■ INPUT ■
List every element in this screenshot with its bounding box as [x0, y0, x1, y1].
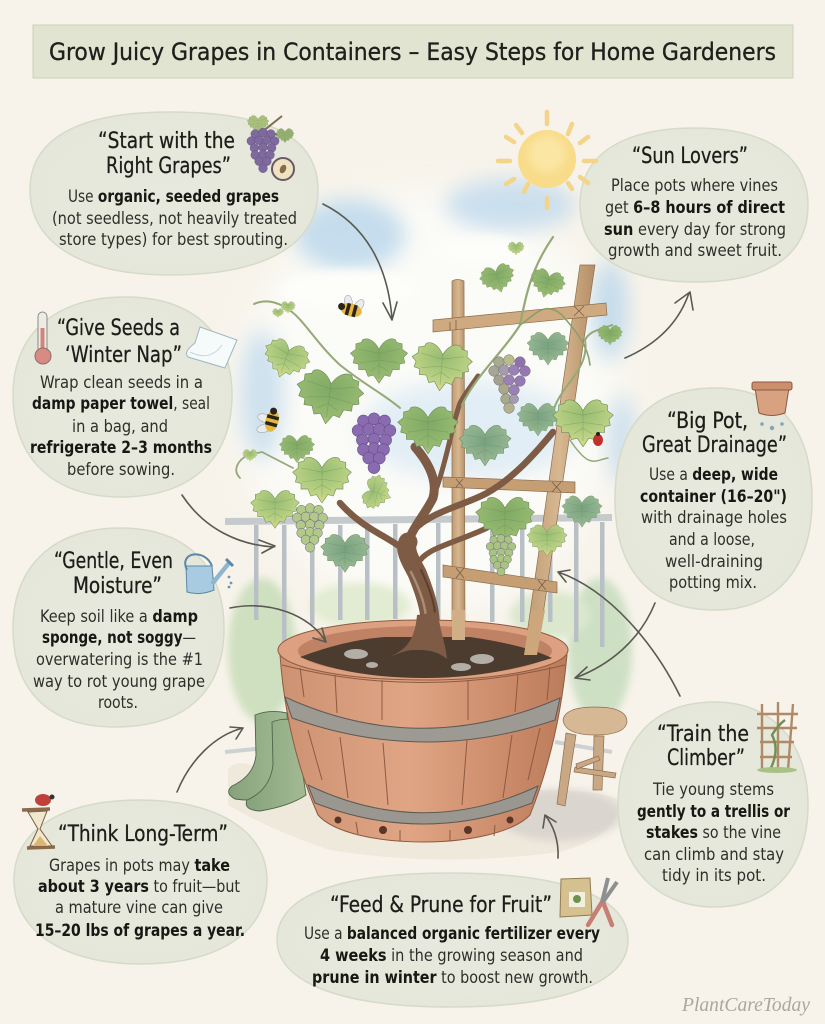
==
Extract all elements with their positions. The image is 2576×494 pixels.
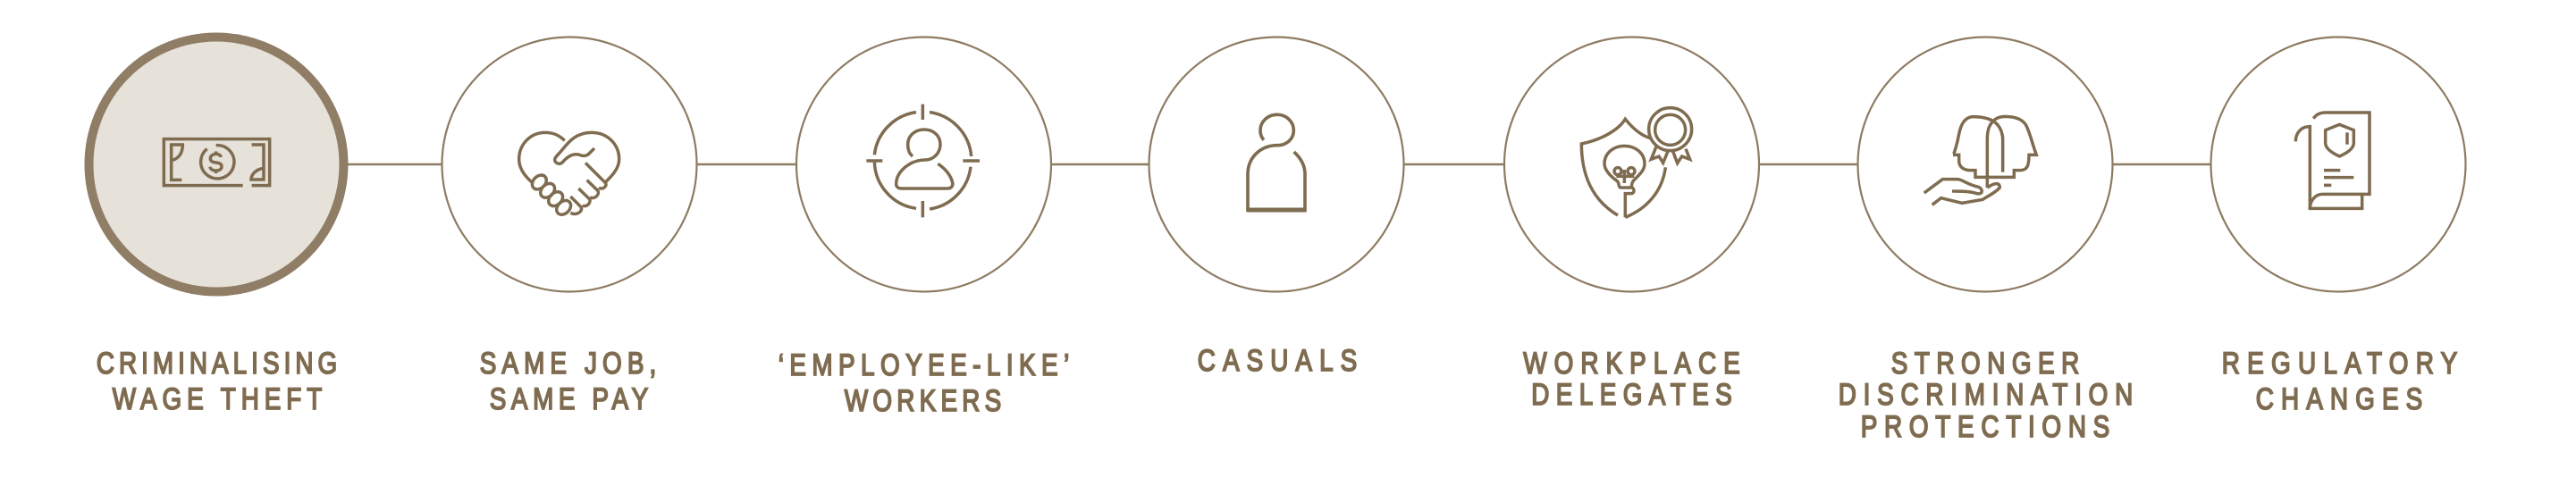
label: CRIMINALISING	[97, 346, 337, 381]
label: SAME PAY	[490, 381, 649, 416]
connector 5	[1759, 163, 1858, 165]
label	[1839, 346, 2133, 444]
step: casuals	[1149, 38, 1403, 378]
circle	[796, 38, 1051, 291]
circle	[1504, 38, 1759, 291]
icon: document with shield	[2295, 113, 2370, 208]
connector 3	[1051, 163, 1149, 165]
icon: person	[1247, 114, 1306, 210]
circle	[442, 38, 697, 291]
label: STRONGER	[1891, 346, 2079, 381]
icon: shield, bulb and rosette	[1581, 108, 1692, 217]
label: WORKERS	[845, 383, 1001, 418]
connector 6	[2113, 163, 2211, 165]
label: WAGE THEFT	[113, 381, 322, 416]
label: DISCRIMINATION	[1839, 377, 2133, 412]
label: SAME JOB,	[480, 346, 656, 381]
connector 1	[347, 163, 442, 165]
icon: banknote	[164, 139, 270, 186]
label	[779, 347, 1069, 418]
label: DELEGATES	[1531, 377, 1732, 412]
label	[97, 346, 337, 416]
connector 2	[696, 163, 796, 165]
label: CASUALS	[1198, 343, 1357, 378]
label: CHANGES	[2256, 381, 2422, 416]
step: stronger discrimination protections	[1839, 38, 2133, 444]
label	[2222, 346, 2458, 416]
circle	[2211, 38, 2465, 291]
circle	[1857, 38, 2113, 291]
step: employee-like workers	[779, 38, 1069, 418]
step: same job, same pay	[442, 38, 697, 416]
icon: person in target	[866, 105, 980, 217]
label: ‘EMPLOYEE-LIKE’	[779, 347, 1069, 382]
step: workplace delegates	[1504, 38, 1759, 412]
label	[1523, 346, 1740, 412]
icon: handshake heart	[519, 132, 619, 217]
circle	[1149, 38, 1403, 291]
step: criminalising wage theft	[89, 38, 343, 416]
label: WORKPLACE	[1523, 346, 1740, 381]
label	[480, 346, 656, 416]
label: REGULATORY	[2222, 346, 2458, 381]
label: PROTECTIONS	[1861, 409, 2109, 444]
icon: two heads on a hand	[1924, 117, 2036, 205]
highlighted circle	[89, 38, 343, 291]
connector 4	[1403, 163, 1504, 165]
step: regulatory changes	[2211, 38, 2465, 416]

■ WRITTEN PROBLEM ■
Return the part of the items that opens with the line containing "Extract all elements" and closes with the line containing "346, 2458, 416]", both lines included, and leave the pictures out of your answer.

■ COMPLETE RESPONSE ■
Extract all elements with their positions. The image is 2576×494 pixels.
label: CRIMINALISING	[97, 346, 337, 381]
label: SAME PAY	[490, 381, 649, 416]
connector 5	[1759, 163, 1858, 165]
label	[1839, 346, 2133, 444]
step: casuals	[1149, 38, 1403, 378]
circle	[796, 38, 1051, 291]
circle	[1504, 38, 1759, 291]
icon: document with shield	[2295, 113, 2370, 208]
connector 3	[1051, 163, 1149, 165]
icon: person	[1247, 114, 1306, 210]
circle	[442, 38, 697, 291]
label: STRONGER	[1891, 346, 2079, 381]
icon: shield, bulb and rosette	[1581, 108, 1692, 217]
label: WORKERS	[845, 383, 1001, 418]
connector 6	[2113, 163, 2211, 165]
label: WAGE THEFT	[113, 381, 322, 416]
label: DISCRIMINATION	[1839, 377, 2133, 412]
label: SAME JOB,	[480, 346, 656, 381]
connector 1	[347, 163, 442, 165]
icon: banknote	[164, 139, 270, 186]
label	[779, 347, 1069, 418]
label: DELEGATES	[1531, 377, 1732, 412]
label	[97, 346, 337, 416]
connector 2	[696, 163, 796, 165]
label: CASUALS	[1198, 343, 1357, 378]
label: CHANGES	[2256, 381, 2422, 416]
step: stronger discrimination protections	[1839, 38, 2133, 444]
label	[2222, 346, 2458, 416]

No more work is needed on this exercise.